**Task prompt**
Copy every line with the string "name" in it.

**Dataset rows**
▶
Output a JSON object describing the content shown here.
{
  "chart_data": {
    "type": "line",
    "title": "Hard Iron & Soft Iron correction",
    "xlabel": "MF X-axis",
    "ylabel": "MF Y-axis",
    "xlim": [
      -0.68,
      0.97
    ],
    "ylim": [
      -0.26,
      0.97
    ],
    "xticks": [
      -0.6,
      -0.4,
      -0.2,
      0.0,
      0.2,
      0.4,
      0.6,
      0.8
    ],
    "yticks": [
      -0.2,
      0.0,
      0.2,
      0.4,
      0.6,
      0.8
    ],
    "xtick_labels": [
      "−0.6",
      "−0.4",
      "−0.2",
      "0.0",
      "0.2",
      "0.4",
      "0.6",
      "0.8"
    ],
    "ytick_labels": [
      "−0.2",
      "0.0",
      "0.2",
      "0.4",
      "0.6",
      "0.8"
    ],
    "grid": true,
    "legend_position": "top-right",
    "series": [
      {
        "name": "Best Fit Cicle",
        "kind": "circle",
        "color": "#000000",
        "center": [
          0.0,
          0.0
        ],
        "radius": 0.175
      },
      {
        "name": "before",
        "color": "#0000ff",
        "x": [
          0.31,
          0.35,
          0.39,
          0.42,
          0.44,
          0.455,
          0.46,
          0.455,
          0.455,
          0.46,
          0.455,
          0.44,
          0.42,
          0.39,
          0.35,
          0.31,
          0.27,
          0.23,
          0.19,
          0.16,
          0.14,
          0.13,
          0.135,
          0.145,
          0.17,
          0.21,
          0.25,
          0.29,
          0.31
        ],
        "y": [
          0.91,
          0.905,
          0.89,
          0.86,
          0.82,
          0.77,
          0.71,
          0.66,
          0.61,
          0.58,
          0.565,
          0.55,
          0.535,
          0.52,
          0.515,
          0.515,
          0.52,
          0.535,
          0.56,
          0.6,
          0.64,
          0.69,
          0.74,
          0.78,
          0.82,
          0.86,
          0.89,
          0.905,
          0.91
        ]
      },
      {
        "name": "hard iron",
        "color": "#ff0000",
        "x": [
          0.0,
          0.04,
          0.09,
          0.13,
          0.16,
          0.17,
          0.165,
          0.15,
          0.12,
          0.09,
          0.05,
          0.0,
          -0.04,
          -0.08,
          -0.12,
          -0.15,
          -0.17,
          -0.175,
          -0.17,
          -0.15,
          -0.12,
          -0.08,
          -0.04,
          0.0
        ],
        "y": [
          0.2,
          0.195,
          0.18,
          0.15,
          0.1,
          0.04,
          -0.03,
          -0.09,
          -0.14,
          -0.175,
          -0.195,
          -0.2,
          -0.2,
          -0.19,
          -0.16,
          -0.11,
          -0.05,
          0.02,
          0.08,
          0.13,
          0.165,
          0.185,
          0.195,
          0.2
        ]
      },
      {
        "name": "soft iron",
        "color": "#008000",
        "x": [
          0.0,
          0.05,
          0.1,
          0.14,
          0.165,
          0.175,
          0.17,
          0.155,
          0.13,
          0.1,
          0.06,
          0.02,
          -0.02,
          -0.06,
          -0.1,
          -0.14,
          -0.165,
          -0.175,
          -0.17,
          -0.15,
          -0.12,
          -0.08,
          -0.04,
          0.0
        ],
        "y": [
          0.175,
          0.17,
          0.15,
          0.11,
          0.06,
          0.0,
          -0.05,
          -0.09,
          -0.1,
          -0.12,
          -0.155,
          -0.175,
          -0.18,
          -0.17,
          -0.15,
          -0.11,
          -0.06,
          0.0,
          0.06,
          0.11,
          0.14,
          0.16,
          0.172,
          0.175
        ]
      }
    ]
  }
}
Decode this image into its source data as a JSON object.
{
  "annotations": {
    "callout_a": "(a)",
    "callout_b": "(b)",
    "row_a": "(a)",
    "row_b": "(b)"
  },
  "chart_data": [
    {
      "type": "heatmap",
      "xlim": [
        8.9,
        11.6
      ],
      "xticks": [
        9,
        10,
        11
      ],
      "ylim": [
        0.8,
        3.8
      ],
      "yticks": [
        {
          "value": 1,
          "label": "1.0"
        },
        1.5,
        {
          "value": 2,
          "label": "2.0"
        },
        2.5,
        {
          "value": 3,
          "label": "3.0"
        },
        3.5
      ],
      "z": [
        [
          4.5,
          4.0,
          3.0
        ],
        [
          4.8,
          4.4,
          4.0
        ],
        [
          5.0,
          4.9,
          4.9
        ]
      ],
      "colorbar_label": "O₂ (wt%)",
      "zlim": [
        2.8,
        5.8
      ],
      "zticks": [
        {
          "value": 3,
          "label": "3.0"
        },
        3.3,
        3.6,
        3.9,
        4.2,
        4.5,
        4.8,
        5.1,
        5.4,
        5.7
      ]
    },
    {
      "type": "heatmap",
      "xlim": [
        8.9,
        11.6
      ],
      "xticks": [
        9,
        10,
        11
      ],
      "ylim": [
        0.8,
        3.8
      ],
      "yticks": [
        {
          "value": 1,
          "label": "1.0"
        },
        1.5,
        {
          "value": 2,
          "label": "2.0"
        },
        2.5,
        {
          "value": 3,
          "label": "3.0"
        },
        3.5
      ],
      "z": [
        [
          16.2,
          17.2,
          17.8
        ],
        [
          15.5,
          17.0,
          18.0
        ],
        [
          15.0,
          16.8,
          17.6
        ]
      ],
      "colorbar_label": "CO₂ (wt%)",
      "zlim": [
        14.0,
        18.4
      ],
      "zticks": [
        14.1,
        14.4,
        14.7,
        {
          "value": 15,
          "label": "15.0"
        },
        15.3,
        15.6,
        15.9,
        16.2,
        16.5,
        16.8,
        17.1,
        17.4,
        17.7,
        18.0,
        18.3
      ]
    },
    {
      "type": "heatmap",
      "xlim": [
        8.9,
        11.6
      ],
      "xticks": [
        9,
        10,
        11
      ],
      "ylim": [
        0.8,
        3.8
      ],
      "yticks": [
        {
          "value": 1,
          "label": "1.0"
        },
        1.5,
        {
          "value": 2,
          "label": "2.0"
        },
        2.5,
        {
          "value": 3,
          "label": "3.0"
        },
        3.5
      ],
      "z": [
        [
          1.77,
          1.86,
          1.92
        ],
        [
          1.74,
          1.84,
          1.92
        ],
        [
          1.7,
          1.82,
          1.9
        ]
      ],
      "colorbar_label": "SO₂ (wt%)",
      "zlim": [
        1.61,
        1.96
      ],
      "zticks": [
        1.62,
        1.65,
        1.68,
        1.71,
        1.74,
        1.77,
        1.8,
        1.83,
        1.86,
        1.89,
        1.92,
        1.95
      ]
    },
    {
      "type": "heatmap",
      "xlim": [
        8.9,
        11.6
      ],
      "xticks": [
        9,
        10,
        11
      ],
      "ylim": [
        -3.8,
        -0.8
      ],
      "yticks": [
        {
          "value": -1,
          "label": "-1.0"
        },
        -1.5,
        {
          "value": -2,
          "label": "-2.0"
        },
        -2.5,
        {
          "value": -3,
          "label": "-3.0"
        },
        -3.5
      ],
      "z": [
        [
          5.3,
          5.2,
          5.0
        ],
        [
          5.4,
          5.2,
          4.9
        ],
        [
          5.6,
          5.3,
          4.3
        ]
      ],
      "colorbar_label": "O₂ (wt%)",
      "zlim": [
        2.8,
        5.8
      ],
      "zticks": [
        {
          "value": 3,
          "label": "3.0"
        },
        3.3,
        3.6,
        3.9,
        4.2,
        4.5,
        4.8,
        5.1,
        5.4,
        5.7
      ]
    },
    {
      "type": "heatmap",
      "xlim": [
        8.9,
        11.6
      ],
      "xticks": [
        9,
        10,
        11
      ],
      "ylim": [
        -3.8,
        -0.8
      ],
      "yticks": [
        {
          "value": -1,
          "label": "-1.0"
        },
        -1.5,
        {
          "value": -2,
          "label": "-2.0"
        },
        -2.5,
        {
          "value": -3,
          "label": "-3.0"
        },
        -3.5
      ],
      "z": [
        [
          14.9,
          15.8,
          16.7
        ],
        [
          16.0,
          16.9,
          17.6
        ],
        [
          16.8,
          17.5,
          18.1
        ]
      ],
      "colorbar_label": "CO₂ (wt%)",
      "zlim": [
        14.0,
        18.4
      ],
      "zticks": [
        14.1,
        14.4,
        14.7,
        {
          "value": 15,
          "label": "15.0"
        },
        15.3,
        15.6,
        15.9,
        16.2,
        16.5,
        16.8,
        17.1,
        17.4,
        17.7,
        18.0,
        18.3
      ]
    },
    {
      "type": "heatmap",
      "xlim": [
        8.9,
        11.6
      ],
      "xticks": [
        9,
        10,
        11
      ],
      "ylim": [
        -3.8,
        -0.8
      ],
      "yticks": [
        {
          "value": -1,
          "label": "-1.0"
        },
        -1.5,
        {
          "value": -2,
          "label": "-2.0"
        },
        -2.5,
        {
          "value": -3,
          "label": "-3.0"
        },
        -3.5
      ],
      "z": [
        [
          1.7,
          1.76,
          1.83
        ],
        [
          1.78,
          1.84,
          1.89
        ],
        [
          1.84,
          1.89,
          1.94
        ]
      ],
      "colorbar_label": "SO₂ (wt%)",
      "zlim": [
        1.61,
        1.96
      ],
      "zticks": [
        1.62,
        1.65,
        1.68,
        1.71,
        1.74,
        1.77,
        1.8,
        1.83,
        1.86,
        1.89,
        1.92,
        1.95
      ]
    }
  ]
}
◀
**Complete answer**
        "name": "Best Fit Cicle",
        "name": "before",
        "name": "hard iron",
        "name": "soft iron",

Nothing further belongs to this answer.